- [Problem to work on]: Pictures do not belong in the copy. Return all of the entries exactly.

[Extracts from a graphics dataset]

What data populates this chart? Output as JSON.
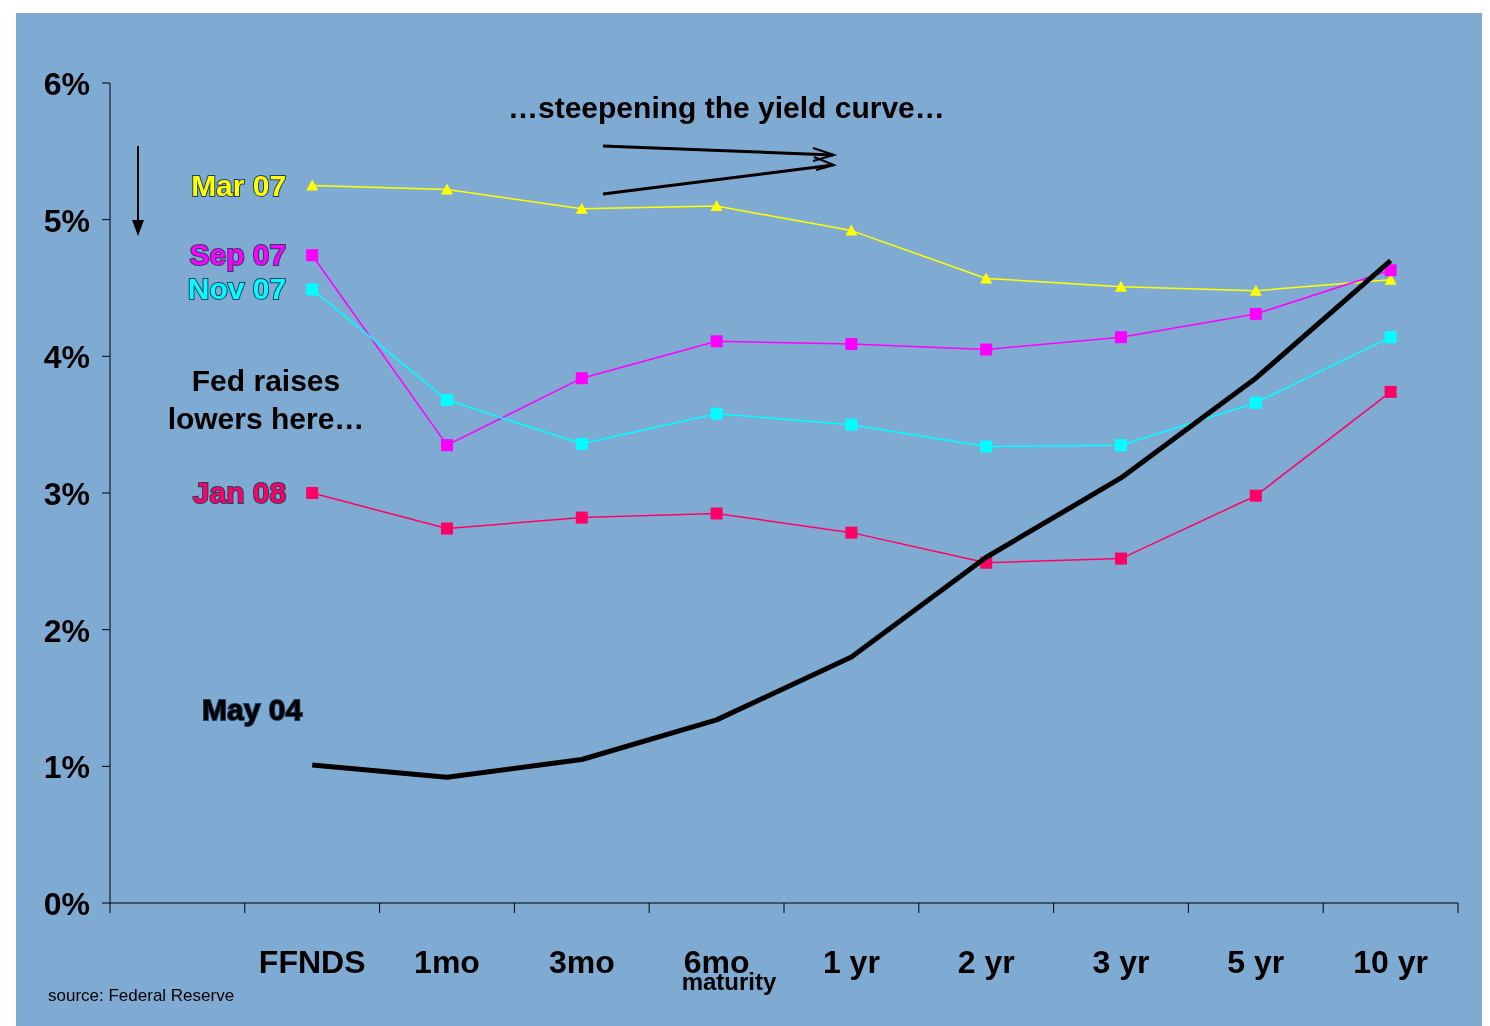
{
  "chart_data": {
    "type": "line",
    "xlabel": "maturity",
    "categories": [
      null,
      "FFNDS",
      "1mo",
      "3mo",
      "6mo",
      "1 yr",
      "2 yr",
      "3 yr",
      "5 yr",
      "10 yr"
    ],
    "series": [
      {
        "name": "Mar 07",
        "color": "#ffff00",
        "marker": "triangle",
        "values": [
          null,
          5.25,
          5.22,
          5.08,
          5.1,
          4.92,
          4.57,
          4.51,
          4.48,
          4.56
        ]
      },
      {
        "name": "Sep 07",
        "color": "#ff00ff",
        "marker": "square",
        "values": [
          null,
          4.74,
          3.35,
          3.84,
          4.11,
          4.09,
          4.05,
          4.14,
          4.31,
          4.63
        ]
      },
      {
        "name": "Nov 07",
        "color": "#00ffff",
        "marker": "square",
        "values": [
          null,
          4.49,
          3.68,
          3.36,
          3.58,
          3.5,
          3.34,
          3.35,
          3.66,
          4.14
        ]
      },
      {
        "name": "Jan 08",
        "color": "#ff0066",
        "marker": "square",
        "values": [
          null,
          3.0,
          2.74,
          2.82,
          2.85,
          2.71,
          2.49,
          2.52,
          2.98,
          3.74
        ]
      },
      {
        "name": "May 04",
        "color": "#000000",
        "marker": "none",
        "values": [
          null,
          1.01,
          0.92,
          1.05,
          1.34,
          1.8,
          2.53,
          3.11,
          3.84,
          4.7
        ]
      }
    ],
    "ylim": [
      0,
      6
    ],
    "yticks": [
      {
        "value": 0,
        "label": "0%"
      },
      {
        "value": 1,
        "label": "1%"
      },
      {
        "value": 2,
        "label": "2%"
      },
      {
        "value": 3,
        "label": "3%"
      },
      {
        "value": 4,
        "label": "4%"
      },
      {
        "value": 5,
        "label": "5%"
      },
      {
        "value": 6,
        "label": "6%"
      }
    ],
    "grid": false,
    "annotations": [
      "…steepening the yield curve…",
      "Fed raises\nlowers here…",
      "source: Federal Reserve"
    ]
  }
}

- [Correct answer]:
What data populates this chart? Output as JSON.
{
  "chart_data": {
    "type": "line",
    "xlabel": "maturity",
    "categories": [
      null,
      "FFNDS",
      "1mo",
      "3mo",
      "6mo",
      "1 yr",
      "2 yr",
      "3 yr",
      "5 yr",
      "10 yr"
    ],
    "series": [
      {
        "name": "Mar 07",
        "color": "#ffff00",
        "marker": "triangle",
        "values": [
          null,
          5.25,
          5.22,
          5.08,
          5.1,
          4.92,
          4.57,
          4.51,
          4.48,
          4.56
        ]
      },
      {
        "name": "Sep 07",
        "color": "#ff00ff",
        "marker": "square",
        "values": [
          null,
          4.74,
          3.35,
          3.84,
          4.11,
          4.09,
          4.05,
          4.14,
          4.31,
          4.63
        ]
      },
      {
        "name": "Nov 07",
        "color": "#00ffff",
        "marker": "square",
        "values": [
          null,
          4.49,
          3.68,
          3.36,
          3.58,
          3.5,
          3.34,
          3.35,
          3.66,
          4.14
        ]
      },
      {
        "name": "Jan 08",
        "color": "#ff0066",
        "marker": "square",
        "values": [
          null,
          3.0,
          2.74,
          2.82,
          2.85,
          2.71,
          2.49,
          2.52,
          2.98,
          3.74
        ]
      },
      {
        "name": "May 04",
        "color": "#000000",
        "marker": "none",
        "values": [
          null,
          1.01,
          0.92,
          1.05,
          1.34,
          1.8,
          2.53,
          3.11,
          3.84,
          4.7
        ]
      }
    ],
    "ylim": [
      0,
      6
    ],
    "yticks": [
      {
        "value": 0,
        "label": "0%"
      },
      {
        "value": 1,
        "label": "1%"
      },
      {
        "value": 2,
        "label": "2%"
      },
      {
        "value": 3,
        "label": "3%"
      },
      {
        "value": 4,
        "label": "4%"
      },
      {
        "value": 5,
        "label": "5%"
      },
      {
        "value": 6,
        "label": "6%"
      }
    ],
    "grid": false,
    "annotations": [
      "…steepening the yield curve…",
      "Fed raises\nlowers here…",
      "source: Federal Reserve"
    ]
  }
}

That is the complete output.